### What this exercise asks
- 1) Rewrite the passage on plot holes in films from "First off, let’s" up to and including "the evil Nazis.", replacing "love story" with "romantic drama".
- 2) In the records, arrange the lines from the line with "60, 574, 80]" up to and including the line with "61, 573, 79]" as a Markdown table with the columns Row and Entry, giving each line a row number and leaving out blank lines.

Well, one might offer, this is fiction. By definition, it’s made up. Someone once asked me what I do for a living and I answered that I’m a professional liar. I make stuff up that doesn’t exist and isn’t true, and I try to do it well enough that for a brief period of time, you as the reader or viewer will buy into it.

 

It’s why the great Larry Block entitled one of the best books I’ve ever read about writing Telling Lies For Fun And Profit.

 

That’s really the secret, isn’t it? Doing it so well that you don’t get caught and make a buck in the process…

 

As proof, let me offer up three stories—all told in the format of the motion picture—that demonstrate beautifully how one can lie one’s arse off and get away with it. Each of these three movies was very successful; even to some extent, classics. And yet each one of them is founded on a plot hole that is so glaring, so egregious, that you wonder how the writers managed to get away with it.

 

And yet they did…

 

First off, let’s look at Casablanca. Released in 1942, this film is clearly a classic, so much so that on the American Film Institute’s list of the 100 greatest films ever made, Casablanca is number two, just behind Citizen Kane. Written by the Epstein Brothers—Julius and Phillip—and Howard Koch, Casablanca is a love story set in World War II and centers around the romance of Rick Blaine and Ilsa Lund, two tragic lovers who lose each other and then find each other once again in the chaos and terror of dodging the evil Nazis.

 

The central story device in this movie is what Alfred Hitchcock called a McGuffin. A McGuffin is something in the story that everyone seems to be after, that all the action revolves around, and yet in the end turns out to be not so important after all.

 

In Casablanca, the McGuffin is the Letters of Transit. Everyone’s after the Letters of Transit because they guarantee you, as a war refugee, free and safe passage to America. As Rick says, “As long as I’ve got these letters, I’ll never be lonely.”

### Provided information

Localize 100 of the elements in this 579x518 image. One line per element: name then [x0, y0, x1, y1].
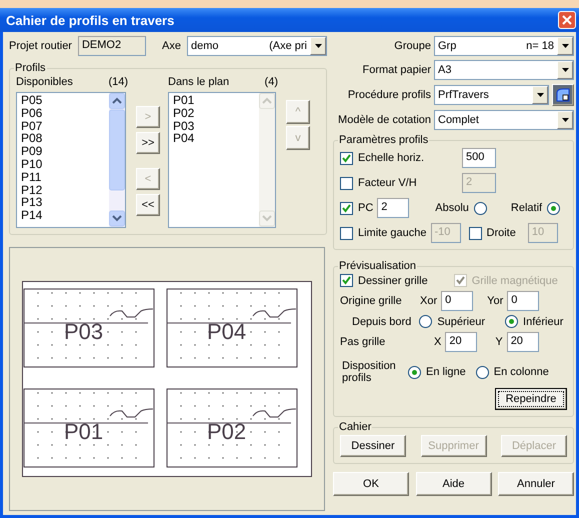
dropdown[interactable]: A3	[434, 60, 574, 80]
checkbox-label: Echelle horiz.	[358, 152, 424, 164]
list-item[interactable]: P02	[173, 106, 255, 120]
radio-dot-icon	[509, 319, 514, 324]
radio-dot-icon	[551, 206, 556, 210]
field-label: Xor	[420, 295, 438, 307]
scrollbar[interactable]	[109, 93, 125, 227]
list-item[interactable]: P09	[21, 145, 105, 158]
close-icon	[562, 15, 572, 25]
dropdown-button[interactable]	[557, 61, 573, 79]
radio-button[interactable]	[547, 202, 560, 214]
field-label: Depuis bord	[352, 316, 412, 328]
field-label: Groupe	[393, 40, 431, 52]
list-item[interactable]: P08	[21, 132, 105, 146]
radio-button[interactable]	[505, 315, 518, 328]
check-icon	[456, 276, 465, 285]
sheet-label: P04	[207, 319, 246, 344]
checkbox-label: Grille magnétique	[472, 274, 558, 286]
radio-label: En colonne	[494, 366, 549, 378]
repaint-button[interactable]: Repeindre	[495, 388, 567, 410]
origin-y-field[interactable]: 0	[507, 291, 540, 311]
caret-icon	[562, 68, 568, 72]
checkbox[interactable]	[340, 152, 353, 164]
list-item[interactable]: P10	[21, 158, 105, 171]
group-title: Profils	[14, 62, 47, 74]
group-title: Prévisualisation	[338, 260, 418, 272]
radio-label: En ligne	[426, 366, 466, 378]
radio-button[interactable]	[419, 315, 432, 328]
dropdown[interactable]: Complet	[434, 110, 574, 130]
close-button[interactable]	[558, 11, 576, 29]
list-item[interactable]: P13	[21, 196, 105, 210]
field-label: Pas grille	[340, 336, 386, 348]
dropdown-button[interactable]	[557, 111, 573, 129]
list-item[interactable]: P06	[21, 106, 105, 120]
checkbox-label: Dessiner grille	[358, 274, 428, 286]
field-label: Axe	[162, 40, 181, 52]
document-icon	[555, 87, 571, 103]
procedure-button[interactable]	[552, 84, 574, 106]
checkbox-label: Droite	[486, 227, 516, 239]
dropdown[interactable]: PrfTravers	[434, 85, 549, 105]
pc-field[interactable]: 2	[377, 198, 410, 218]
check-icon	[342, 276, 351, 285]
list-count: (14)	[108, 76, 128, 88]
list-item[interactable]: P11	[21, 170, 105, 184]
field-label: Projet routier	[9, 40, 72, 52]
plan-list[interactable]: P01 P02 P03 P04	[168, 92, 276, 228]
field-label: Origine grille	[340, 295, 403, 307]
step-y-field[interactable]: 20	[506, 332, 539, 352]
move-button[interactable]: <<	[136, 194, 160, 216]
field-label: Disposition profils	[342, 360, 397, 384]
checkbox-label: Facteur V/H	[358, 177, 417, 189]
move-button[interactable]: >>	[136, 132, 160, 154]
available-list[interactable]: P05 P06 P07 P08 P09 P10 P11 P12 P13 P14	[16, 92, 126, 228]
list-item[interactable]: P03	[173, 120, 255, 132]
checkbox-label: PC	[358, 202, 374, 214]
dropdown-button[interactable]	[557, 37, 573, 55]
dialog-button[interactable]: Aide	[416, 472, 492, 496]
sheet-label: P01	[64, 419, 104, 444]
field-label: Format papier	[362, 64, 431, 76]
scrollbar[interactable]	[259, 93, 275, 227]
radio-label: Absolu	[435, 202, 469, 214]
checkbox[interactable]	[340, 226, 353, 240]
list-item[interactable]: P05	[21, 94, 105, 107]
radio-label: Relatif	[510, 202, 542, 214]
step-x-field[interactable]: 20	[445, 332, 478, 352]
caret-icon	[314, 44, 322, 48]
field-label: Procédure profils	[346, 89, 431, 101]
list-count: (4)	[264, 76, 278, 88]
project-field[interactable]: DEMO2	[78, 36, 146, 56]
origin-x-field[interactable]: 0	[441, 291, 474, 311]
sheet-label: P03	[64, 319, 104, 344]
dropdown-button[interactable]	[310, 37, 326, 55]
list-item[interactable]: P14	[21, 209, 105, 222]
checkbox[interactable]	[340, 176, 353, 190]
list-item[interactable]: P12	[21, 184, 105, 196]
radio-button[interactable]	[476, 366, 489, 378]
cahier-button[interactable]: Dessiner	[340, 435, 406, 457]
radio-button[interactable]	[408, 366, 421, 378]
check-icon	[342, 204, 351, 212]
caret-icon	[562, 44, 568, 48]
field-label: Modèle de cotation	[337, 114, 431, 126]
radio-label: Supérieur	[437, 316, 486, 328]
dropdown[interactable]: Grp n= 18	[434, 36, 574, 56]
list-item[interactable]: P07	[21, 120, 105, 132]
check-icon	[342, 154, 351, 162]
dropdown-button[interactable]	[532, 86, 548, 104]
radio-button[interactable]	[474, 202, 487, 214]
checkbox[interactable]	[340, 202, 353, 214]
scale-field[interactable]: 500	[462, 148, 496, 168]
caret-icon	[562, 118, 568, 122]
dialog-button[interactable]: OK	[333, 472, 409, 496]
field-label: Yor	[487, 295, 504, 307]
dialog-button[interactable]: Annuler	[498, 472, 574, 496]
checkbox[interactable]	[340, 274, 353, 287]
radio-dot-icon	[412, 370, 417, 374]
field-label: Y	[495, 336, 503, 348]
checkbox[interactable]	[468, 226, 482, 240]
list-item[interactable]: P04	[173, 132, 255, 146]
dropdown[interactable]: demo (Axe pri	[186, 36, 327, 56]
list-item[interactable]: P01	[173, 94, 255, 107]
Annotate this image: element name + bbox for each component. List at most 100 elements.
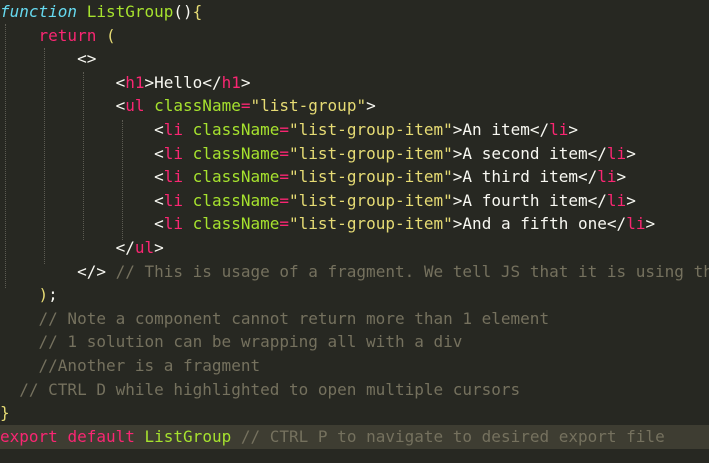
comment-token: //Another is a fragment xyxy=(0,356,261,375)
string-token: "list-group-item" xyxy=(289,214,453,234)
tag-token: h1 xyxy=(221,72,241,92)
code-editor[interactable]: function ListGroup(){ return ( <> <h1>He… xyxy=(0,0,709,463)
text-token: An item xyxy=(462,120,530,139)
code-line[interactable]: <h1>Hello</h1> xyxy=(0,71,251,95)
punctuation-token: < xyxy=(154,167,164,187)
keyword-token: return xyxy=(38,25,97,45)
comment-token: // Note a component cannot return more t… xyxy=(0,308,550,328)
bracket-token: } xyxy=(0,403,10,423)
code-line[interactable]: // Note a component cannot return more t… xyxy=(0,307,550,331)
text-token: And a fifth one xyxy=(462,214,607,234)
punctuation-token: > xyxy=(452,167,463,187)
bracket-token: ) xyxy=(38,285,49,305)
text-token: A fourth item xyxy=(462,190,588,210)
punctuation-token: > xyxy=(452,190,463,210)
comment-token: // 1 solution can be wrapping all with a… xyxy=(0,332,463,352)
punctuation-token: > xyxy=(144,72,155,92)
punctuation-token xyxy=(0,49,77,68)
punctuation-token: > xyxy=(452,143,463,163)
code-line[interactable]: <li className="list-group-item">A fourth… xyxy=(0,189,636,213)
attribute-token: className xyxy=(192,167,280,187)
punctuation-token: > xyxy=(240,72,251,92)
punctuation-token xyxy=(0,26,39,45)
code-line[interactable]: export default ListGroup // CTRL P to na… xyxy=(0,424,709,449)
tag-token: li xyxy=(163,190,184,210)
punctuation-token xyxy=(0,214,154,233)
code-line[interactable]: // 1 solution can be wrapping all with a… xyxy=(0,330,463,354)
punctuation-token xyxy=(58,427,68,446)
tag-token: li xyxy=(597,167,617,187)
attribute-token: className xyxy=(192,143,280,163)
punctuation-token xyxy=(96,26,106,45)
bracket-token: { xyxy=(192,2,203,21)
code-line[interactable]: <li className="list-group-item">An item<… xyxy=(0,118,578,142)
punctuation-token: </ xyxy=(587,190,607,210)
punctuation-token: < xyxy=(115,96,126,116)
code-line[interactable]: </ul> xyxy=(0,236,164,260)
punctuation-token xyxy=(77,2,87,21)
code-line[interactable]: ); xyxy=(0,283,58,307)
punctuation-token: </ xyxy=(606,214,627,234)
operator-token: = xyxy=(279,214,290,234)
punctuation-token: ; xyxy=(48,285,58,305)
operator-token: = xyxy=(279,143,290,163)
string-token: "list-group-item" xyxy=(289,190,453,210)
code-line[interactable]: </> // This is usage of a fragment. We t… xyxy=(0,260,709,284)
punctuation-token: > xyxy=(626,190,636,210)
punctuation-token: > xyxy=(154,238,164,257)
punctuation-token: < xyxy=(115,72,126,92)
punctuation-token xyxy=(145,96,155,115)
code-line[interactable]: <li className="list-group-item">A second… xyxy=(0,142,636,166)
operator-token: = xyxy=(279,167,290,187)
punctuation-token: </> xyxy=(77,261,106,281)
punctuation-token: > xyxy=(452,214,463,234)
punctuation-token xyxy=(183,167,193,186)
punctuation-token xyxy=(183,214,193,233)
punctuation-token: > xyxy=(626,143,636,163)
code-line[interactable]: //Another is a fragment xyxy=(0,354,261,378)
tag-token: ul xyxy=(125,96,145,116)
tag-token: li xyxy=(163,167,184,187)
punctuation-token: > xyxy=(616,167,627,187)
punctuation-token: () xyxy=(173,2,193,21)
code-line[interactable]: // CTRL D while highlighted to open mult… xyxy=(0,378,520,402)
punctuation-token: </ xyxy=(115,238,135,257)
string-token: "list-group-item" xyxy=(289,167,453,187)
code-line[interactable]: <ul className="list-group"> xyxy=(0,94,376,118)
punctuation-token: </ xyxy=(587,143,607,163)
comment-token: // This is usage of a fragment. We tell … xyxy=(105,261,709,281)
string-token: "list-group-item" xyxy=(289,120,453,139)
punctuation-token: > xyxy=(366,96,376,116)
punctuation-token: </ xyxy=(529,120,550,139)
code-line[interactable]: <li className="list-group-item">And a fi… xyxy=(0,212,655,236)
punctuation-token: <> xyxy=(77,49,97,69)
tag-token: li xyxy=(626,214,646,234)
tag-token: li xyxy=(606,190,627,210)
punctuation-token: > xyxy=(568,120,579,139)
punctuation-token xyxy=(0,144,154,163)
operator-token: = xyxy=(279,120,290,139)
code-line[interactable]: return ( xyxy=(0,24,116,48)
punctuation-token xyxy=(0,96,116,115)
code-line[interactable]: function ListGroup(){ xyxy=(0,0,202,24)
tag-token: li xyxy=(549,120,569,139)
punctuation-token xyxy=(0,262,77,281)
comment-token: // CTRL P to navigate to desired export … xyxy=(231,426,665,446)
code-line[interactable]: <li className="list-group-item">A third … xyxy=(0,165,626,189)
tag-token: li xyxy=(163,214,184,234)
punctuation-token xyxy=(0,167,154,186)
punctuation-token xyxy=(0,285,39,304)
punctuation-token: > xyxy=(452,120,463,139)
function-name-token: ListGroup xyxy=(86,2,174,21)
punctuation-token: < xyxy=(154,120,164,139)
punctuation-token: </ xyxy=(578,167,598,187)
punctuation-token: < xyxy=(154,143,164,163)
punctuation-token xyxy=(135,427,145,446)
punctuation-token: > xyxy=(645,214,656,234)
punctuation-token xyxy=(0,191,154,210)
tag-token: ul xyxy=(134,238,155,257)
punctuation-token xyxy=(0,73,116,92)
code-line[interactable]: <> xyxy=(0,47,96,71)
string-token: "list-group" xyxy=(250,96,367,116)
code-line[interactable]: } xyxy=(0,401,10,425)
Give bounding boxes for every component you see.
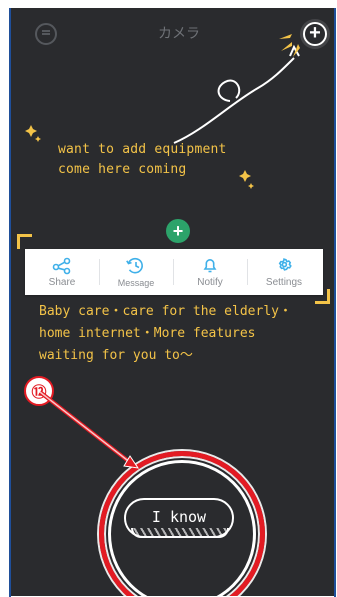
notify-label: Notify	[197, 277, 223, 288]
highlight-bracket-top-left	[17, 234, 32, 249]
message-label: Message	[117, 278, 155, 288]
history-icon	[99, 255, 173, 275]
frame-left-edge	[9, 8, 11, 597]
feature-line-1: Baby care・care for the elderly・	[39, 304, 292, 319]
device-action-bar: Share Message Notify Settings	[25, 249, 323, 295]
guide-line-2: come here coming	[58, 162, 187, 177]
settings-label: Settings	[265, 277, 303, 288]
feature-line-2: home internet・More features	[39, 326, 256, 341]
gear-icon	[247, 255, 321, 275]
menu-circle-icon[interactable]	[35, 23, 57, 45]
feature-line-3: waiting for you to～	[39, 348, 193, 363]
notify-button[interactable]: Notify	[173, 249, 247, 295]
settings-button[interactable]: Settings	[247, 249, 321, 295]
share-label: Share	[48, 277, 76, 288]
share-button[interactable]: Share	[25, 249, 99, 295]
app-screen: カメラ + want to add equipment come here co…	[10, 8, 335, 596]
i-know-button[interactable]: I know	[124, 498, 234, 538]
step-number-badge: ⑫	[24, 376, 54, 406]
frame-right-edge	[334, 8, 336, 597]
share-icon	[25, 255, 99, 275]
bell-icon	[173, 255, 247, 275]
add-device-button[interactable]: +	[303, 22, 327, 46]
message-button[interactable]: Message	[99, 249, 173, 295]
page-title: カメラ	[158, 26, 200, 42]
guide-line-1: want to add equipment	[58, 142, 227, 157]
top-bar: カメラ +	[11, 8, 335, 56]
floating-add-button[interactable]: +	[166, 219, 190, 243]
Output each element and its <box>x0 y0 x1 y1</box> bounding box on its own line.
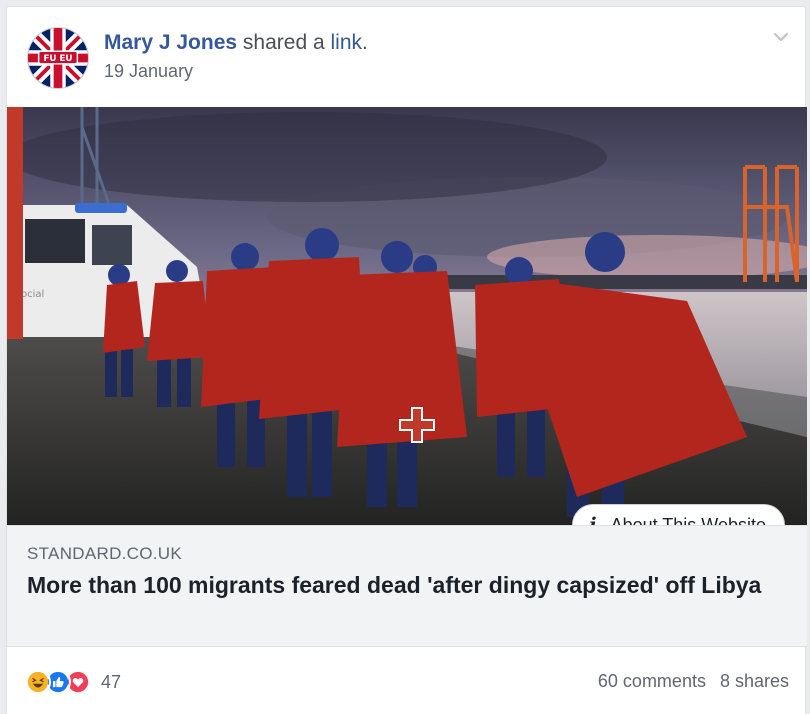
author-name-link[interactable]: Mary J Jones <box>104 31 237 54</box>
author-line: Mary J Jones shared a link. <box>104 29 368 57</box>
union-jack-avatar-image: FU EU <box>28 28 88 88</box>
shares-count-link[interactable]: 8 shares <box>720 671 789 692</box>
action-text: shared a <box>237 31 331 54</box>
link-preview-image[interactable]: ocial <box>7 107 807 525</box>
engagement-bar: 47 60 comments 8 shares <box>7 647 807 714</box>
shared-link-word[interactable]: link <box>330 31 362 54</box>
van-side-text: ocial <box>21 289 44 300</box>
chevron-down-icon[interactable] <box>769 25 793 49</box>
link-preview-caption[interactable]: STANDARD.CO.UK More than 100 migrants fe… <box>7 525 807 647</box>
engagement-counts: 60 comments 8 shares <box>598 671 789 692</box>
post-card: FU EU Mary J Jones shared a link. 19 Jan… <box>6 6 807 714</box>
reaction-count: 47 <box>101 671 122 692</box>
post-timestamp[interactable]: 19 January <box>104 61 193 82</box>
link-headline[interactable]: More than 100 migrants feared dead 'afte… <box>27 570 767 601</box>
action-period: . <box>362 31 368 54</box>
post-header: FU EU Mary J Jones shared a link. 19 Jan… <box>7 7 807 107</box>
haha-icon <box>25 669 51 695</box>
reactions-summary[interactable]: 47 <box>25 669 121 695</box>
link-domain: STANDARD.CO.UK <box>27 544 183 563</box>
avatar[interactable]: FU EU <box>27 27 89 89</box>
comments-count-link[interactable]: 60 comments <box>598 671 706 692</box>
migrants-photo: ocial <box>7 107 807 525</box>
avatar-badge-text: FU EU <box>43 54 72 64</box>
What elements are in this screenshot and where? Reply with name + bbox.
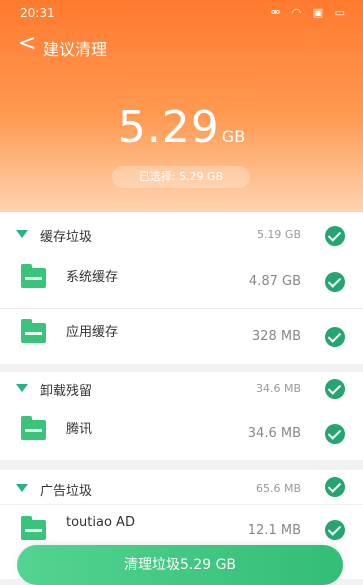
item-size: 34.6 MB	[247, 426, 301, 441]
page-title: 建议清理	[43, 40, 108, 59]
group-residue: 卸载残留 34.6 MB 腾讯 34.6 MB	[0, 372, 363, 460]
total-size: 5.29 GB	[0, 102, 363, 153]
item-name: 腾讯	[66, 422, 93, 437]
item-size: 328 MB	[251, 329, 301, 344]
item-size: 12.1 MB	[247, 523, 301, 538]
item-check-icon[interactable]	[325, 272, 345, 292]
group-name: 广告垃圾	[40, 484, 93, 499]
total-size-unit: GB	[221, 127, 246, 146]
group-gap	[0, 460, 363, 470]
group-size: 65.6 MB	[255, 482, 301, 495]
back-icon[interactable]: <	[18, 33, 36, 55]
folder-icon	[21, 319, 46, 343]
group-size: 5.19 GB	[256, 228, 301, 241]
collapse-triangle-icon[interactable]	[16, 230, 28, 238]
group-cache: 缓存垃圾 5.19 GB 系统缓存 4.87 GB 应用缓存 328 MB	[0, 212, 363, 364]
total-size-value: 5.29	[117, 102, 220, 153]
group-header[interactable]: 缓存垃圾 5.19 GB	[0, 212, 363, 256]
item-name: 系统缓存	[66, 270, 119, 285]
group-gap	[0, 364, 363, 372]
list-item[interactable]: 系统缓存 4.87 GB	[0, 254, 363, 310]
item-size: 4.87 GB	[248, 274, 301, 289]
selected-size-pill: 已选择: 5.29 GB	[112, 166, 250, 188]
status-time: 20:31	[20, 6, 55, 20]
list-item[interactable]: 腾讯 34.6 MB	[0, 406, 363, 462]
group-check-icon[interactable]	[325, 226, 345, 246]
status-icons: ⚮ ◠ ▣ ▭	[270, 6, 349, 19]
collapse-triangle-icon[interactable]	[16, 484, 28, 492]
item-name: toutiao AD	[66, 515, 135, 530]
collapse-triangle-icon[interactable]	[16, 384, 28, 392]
group-name: 卸载残留	[40, 384, 93, 399]
folder-icon	[21, 416, 46, 440]
folder-icon	[21, 264, 46, 288]
group-name: 缓存垃圾	[40, 230, 93, 245]
group-check-icon[interactable]	[325, 477, 345, 497]
folder-icon	[21, 516, 46, 540]
list-item[interactable]: 应用缓存 328 MB	[0, 309, 363, 365]
item-check-icon[interactable]	[325, 520, 345, 540]
header: 20:31 ⚮ ◠ ▣ ▭ < 建议清理 5.29 GB 已选择: 5.29 GB	[0, 0, 363, 212]
item-check-icon[interactable]	[325, 424, 345, 444]
group-check-icon[interactable]	[325, 379, 345, 399]
item-name: 应用缓存	[66, 325, 119, 340]
clean-button[interactable]: 清理垃圾5.29 GB	[17, 545, 343, 585]
item-check-icon[interactable]	[325, 327, 345, 347]
divider	[0, 504, 363, 505]
group-size: 34.6 MB	[255, 382, 301, 395]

### Full answers
- 1)
First off, let’s look at Casablanca. Released in 1942, this film is clearly a classic, so much so that on the American Film Institute’s list of the 100 greatest films ever made, Casablanca is number two, just behind Citizen Kane. Written by the Epstein Brothers—Julius and Phillip—and Howard Koch, Casablanca is a romantic drama set in World War II and centers around the romance of Rick Blaine and Ilsa Lund, two tragic lovers who lose each other and then find each other once again in the chaos and terror of dodging the evil Nazis.

- 2)
| Row | Entry |
|---|---|
| 1 | dropdown[interactable]: A3	[434, 60, 574, 80] |
| 2 | checkbox-label: Echelle horiz.	[358, 152, 424, 164] |
| 3 | list-item[interactable]: P02	[173, 106, 255, 120] |
| 4 | radio-dot-icon	[509, 319, 514, 324] |
| 5 | radio-dot-icon	[551, 206, 556, 210] |
| 6 | field-label: Xor	[420, 295, 438, 307] |
| 7 | scrollbar[interactable]	[109, 93, 125, 227] |
| 8 | list-item[interactable]: P09	[21, 145, 105, 158] |
| 9 | close-icon	[562, 15, 572, 25] |
| 10 | dropdown-button[interactable]	[557, 61, 573, 79] |